Problem to solve ->
Read through the entries below and return each line with the word "frac".

Source data
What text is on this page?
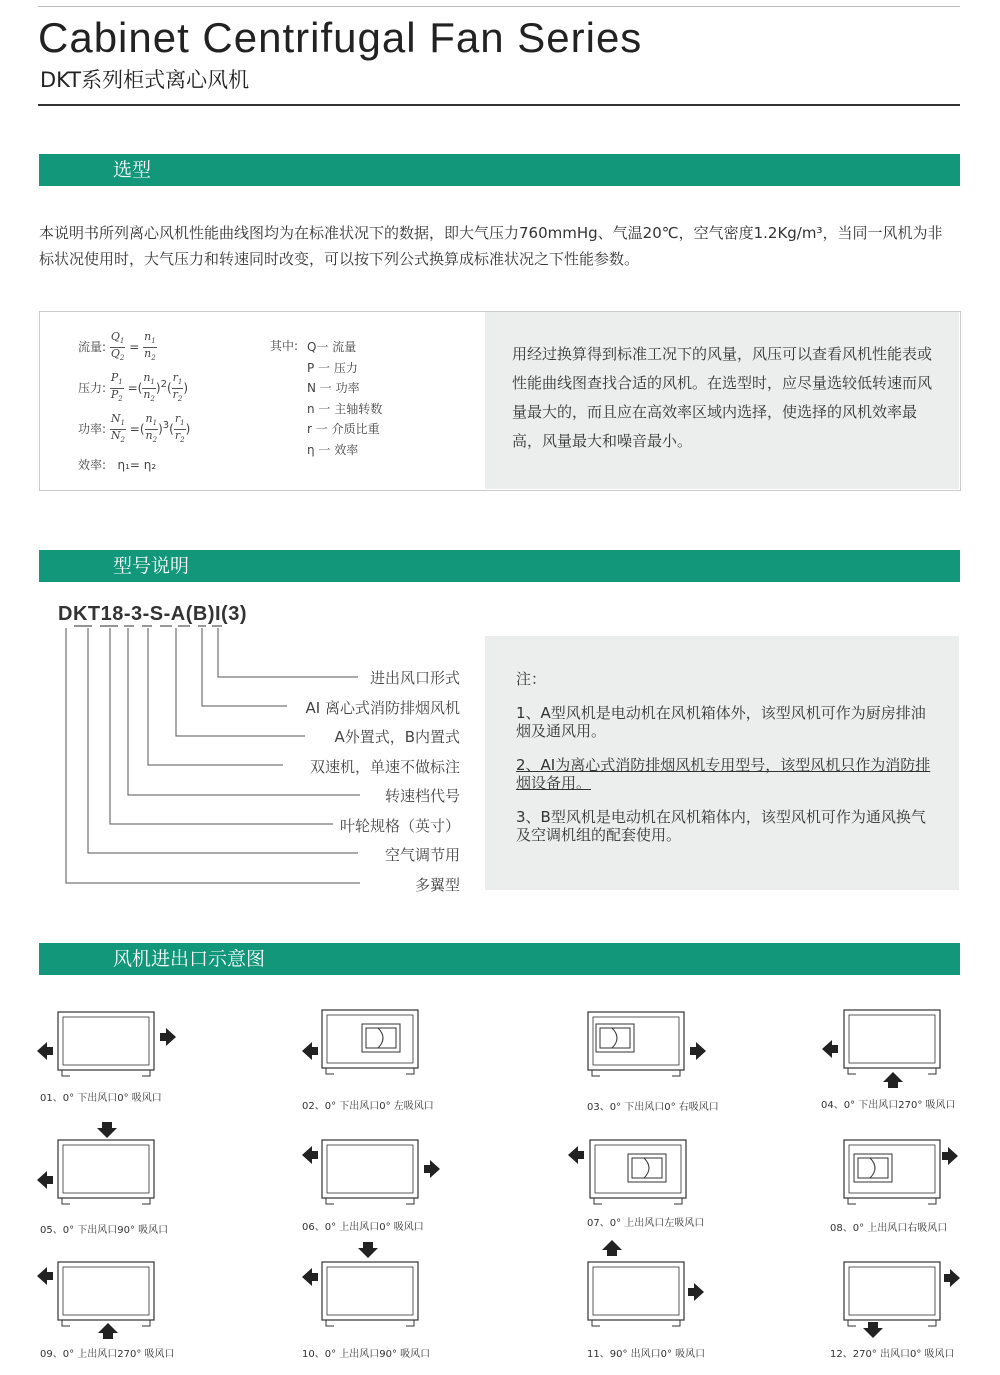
Cabinet Centrifugal Fan Series
DKT系列柜式离心风机
选型
本说明书所列离心风机性能曲线图均为在标准状况下的数据，即大气压力760mmHg、气温20℃，空气密度1.2Kg/m³，当同一风机为非标状况使用时，大气压力和转速同时改变，可以按下列公式换算成标准状况之下性能参数。
用经过换算得到标准工况下的风量，风压可以查看风机性能表或性能曲线图查找合适的风机。在选型时，应尽量选较低转速而风量最大的，而且应在高效率区域内选择，使选择的风机效率最高，风量最大和噪音最小。
流量: $\frac{Q_1}{Q_2} = \frac{n_1}{n_2}$
压力: $\frac{P_1}{P_2}$ =( $\frac{n_1}{n_2} )^2( \frac{r_1}{r_2}$ )
功率: $\frac{N_1}{N_2}$ =( $\frac{n_1}{n_2} )^3( \frac{r_1}{r_2}$ )
效率: η₁= η₂
其中: Q一 流量
P 一 压力
N 一 功率
n 一 主轴转数
r 一 介质比重
η 一 效率
型号说明
DKT18-3-S-A(B)I(3)
进出风口形式
AI 离心式消防排烟风机
A外置式，B内置式
双速机，单速不做标注
转速档代号
叶轮规格（英寸）
空气调节用
多翼型
注：
1、A型风机是电动机在风机箱体外，该型风机可作为厨房排油烟及通风用。
2、AI为离心式消防排烟风机专用型号，该型风机只作为消防排烟设备用。
3、B型风机是电动机在风机箱体内，该型风机可作为通风换气及空调机组的配套使用。
风机进出口示意图
01、0° 下出风口0° 吸风口
02、0° 下出风口0° 左吸风口	03、0° 下出风口0° 右吸风口	04、0° 下出风口270° 吸风口
05、0° 下出风口90° 吸风口	06、0° 上出风口0° 吸风口	07、0° 上出风口左吸风口	08、0° 上出风口右吸风口
09、0° 上出风口270° 吸风口	10、0° 上出风口90° 吸风口	11、90° 出风口0° 吸风口	12、270° 出风口0° 吸风口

Written solution ->
流量: $\frac{Q_1}{Q_2} = \frac{n_1}{n_2}$
压力: $\frac{P_1}{P_2}$ =( $\frac{n_1}{n_2} )^2( \frac{r_1}{r_2}$ )
功率: $\frac{N_1}{N_2}$ =( $\frac{n_1}{n_2} )^3( \frac{r_1}{r_2}$ )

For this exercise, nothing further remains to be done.